Source material
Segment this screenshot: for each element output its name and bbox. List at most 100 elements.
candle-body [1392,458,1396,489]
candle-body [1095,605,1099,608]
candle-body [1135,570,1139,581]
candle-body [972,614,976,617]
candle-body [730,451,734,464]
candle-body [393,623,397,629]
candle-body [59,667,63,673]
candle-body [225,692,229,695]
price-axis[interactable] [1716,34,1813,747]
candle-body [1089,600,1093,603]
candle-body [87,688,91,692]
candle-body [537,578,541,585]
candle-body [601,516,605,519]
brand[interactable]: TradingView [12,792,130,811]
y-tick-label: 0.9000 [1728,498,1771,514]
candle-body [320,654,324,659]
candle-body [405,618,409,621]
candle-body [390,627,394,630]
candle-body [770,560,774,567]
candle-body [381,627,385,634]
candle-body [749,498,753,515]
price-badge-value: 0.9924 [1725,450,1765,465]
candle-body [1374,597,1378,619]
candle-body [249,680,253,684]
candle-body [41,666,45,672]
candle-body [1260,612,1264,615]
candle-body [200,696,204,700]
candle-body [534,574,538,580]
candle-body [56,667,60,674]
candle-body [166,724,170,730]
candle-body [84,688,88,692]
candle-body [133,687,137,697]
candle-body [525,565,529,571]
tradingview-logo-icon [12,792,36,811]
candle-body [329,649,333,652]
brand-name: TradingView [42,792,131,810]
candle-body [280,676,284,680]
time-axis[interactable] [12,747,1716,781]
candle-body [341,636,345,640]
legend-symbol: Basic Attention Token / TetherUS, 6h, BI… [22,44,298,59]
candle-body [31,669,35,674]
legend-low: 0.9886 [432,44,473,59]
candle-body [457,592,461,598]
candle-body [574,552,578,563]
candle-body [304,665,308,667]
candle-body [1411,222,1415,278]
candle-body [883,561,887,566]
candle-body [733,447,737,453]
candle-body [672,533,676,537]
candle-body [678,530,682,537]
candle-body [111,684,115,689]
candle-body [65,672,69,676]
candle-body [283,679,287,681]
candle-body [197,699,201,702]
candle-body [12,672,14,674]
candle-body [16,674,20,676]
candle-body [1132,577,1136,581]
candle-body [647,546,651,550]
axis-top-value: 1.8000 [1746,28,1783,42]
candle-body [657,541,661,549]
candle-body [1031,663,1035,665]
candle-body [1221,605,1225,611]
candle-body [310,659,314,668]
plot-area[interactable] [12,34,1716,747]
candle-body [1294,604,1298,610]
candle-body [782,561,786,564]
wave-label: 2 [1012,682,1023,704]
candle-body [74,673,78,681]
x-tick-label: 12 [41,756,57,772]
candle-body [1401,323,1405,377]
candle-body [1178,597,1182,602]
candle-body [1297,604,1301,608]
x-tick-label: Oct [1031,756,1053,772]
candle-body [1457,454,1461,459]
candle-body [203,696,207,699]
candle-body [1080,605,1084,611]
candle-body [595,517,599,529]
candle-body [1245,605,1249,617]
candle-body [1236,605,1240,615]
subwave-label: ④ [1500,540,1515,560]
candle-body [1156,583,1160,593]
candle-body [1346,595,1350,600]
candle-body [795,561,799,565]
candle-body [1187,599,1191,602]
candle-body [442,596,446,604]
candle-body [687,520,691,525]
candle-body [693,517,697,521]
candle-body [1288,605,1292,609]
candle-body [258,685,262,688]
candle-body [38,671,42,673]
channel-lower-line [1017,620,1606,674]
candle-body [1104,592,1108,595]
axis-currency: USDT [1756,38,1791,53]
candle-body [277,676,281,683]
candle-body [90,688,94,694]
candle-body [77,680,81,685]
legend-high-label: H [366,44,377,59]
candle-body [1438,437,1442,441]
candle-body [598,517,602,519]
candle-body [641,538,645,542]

▶ [AIM] Copy out all of the material above again without changing anything.

▶ [RESPONSE]
Segment this screenshot: for each element output its name and bbox. List at most 100 elements.
candle-body [1392,458,1396,489]
candle-body [1095,605,1099,608]
candle-body [1135,570,1139,581]
candle-body [972,614,976,617]
candle-body [730,451,734,464]
candle-body [393,623,397,629]
candle-body [59,667,63,673]
candle-body [225,692,229,695]
price-axis[interactable] [1716,34,1813,747]
candle-body [1089,600,1093,603]
candle-body [87,688,91,692]
candle-body [537,578,541,585]
candle-body [601,516,605,519]
brand[interactable]: TradingView [12,792,130,811]
y-tick-label: 0.9000 [1728,498,1771,514]
candle-body [320,654,324,659]
candle-body [405,618,409,621]
candle-body [390,627,394,630]
candle-body [770,560,774,567]
candle-body [381,627,385,634]
candle-body [749,498,753,515]
price-badge-value: 0.9924 [1725,450,1765,465]
candle-body [1374,597,1378,619]
candle-body [249,680,253,684]
candle-body [41,666,45,672]
candle-body [1260,612,1264,615]
candle-body [200,696,204,700]
candle-body [534,574,538,580]
candle-body [56,667,60,674]
candle-body [166,724,170,730]
candle-body [84,688,88,692]
candle-body [133,687,137,697]
candle-body [525,565,529,571]
tradingview-logo-icon [12,792,36,811]
candle-body [329,649,333,652]
brand-name: TradingView [42,792,131,810]
candle-body [280,676,284,680]
time-axis[interactable] [12,747,1716,781]
candle-body [341,636,345,640]
legend-symbol: Basic Attention Token / TetherUS, 6h, BI… [22,44,298,59]
candle-body [31,669,35,674]
legend-low: 0.9886 [432,44,473,59]
candle-body [457,592,461,598]
candle-body [574,552,578,563]
candle-body [304,665,308,667]
candle-body [1411,222,1415,278]
candle-body [883,561,887,566]
candle-body [733,447,737,453]
candle-body [672,533,676,537]
candle-body [678,530,682,537]
candle-body [111,684,115,689]
candle-body [65,672,69,676]
candle-body [283,679,287,681]
candle-body [197,699,201,702]
candle-body [12,672,14,674]
candle-body [16,674,20,676]
candle-body [1132,577,1136,581]
candle-body [647,546,651,550]
axis-top-value: 1.8000 [1746,28,1783,42]
candle-body [657,541,661,549]
candle-body [1031,663,1035,665]
candle-body [1221,605,1225,611]
candle-body [310,659,314,668]
plot-area[interactable] [12,34,1716,747]
candle-body [1294,604,1298,610]
candle-body [782,561,786,564]
wave-label: 2 [1012,682,1023,704]
candle-body [74,673,78,681]
x-tick-label: 12 [41,756,57,772]
candle-body [1401,323,1405,377]
candle-body [1178,597,1182,602]
candle-body [1297,604,1301,608]
x-tick-label: Oct [1031,756,1053,772]
candle-body [1457,454,1461,459]
candle-body [203,696,207,699]
candle-body [1080,605,1084,611]
candle-body [595,517,599,529]
candle-body [1245,605,1249,617]
candle-body [1236,605,1240,615]
subwave-label: ④ [1500,540,1515,560]
candle-body [1156,583,1160,593]
candle-body [1346,595,1350,600]
candle-body [795,561,799,565]
candle-body [1187,599,1191,602]
candle-body [442,596,446,604]
candle-body [687,520,691,525]
candle-body [693,517,697,521]
candle-body [1288,605,1292,609]
candle-body [258,685,262,688]
candle-body [38,671,42,673]
channel-lower-line [1017,620,1606,674]
candle-body [1104,592,1108,595]
axis-currency: USDT [1756,38,1791,53]
candle-body [277,676,281,683]
candle-body [90,688,94,694]
candle-body [77,680,81,685]
legend-high-label: H [366,44,377,59]
candle-body [1438,437,1442,441]
candle-body [598,517,602,519]
candle-body [641,538,645,542]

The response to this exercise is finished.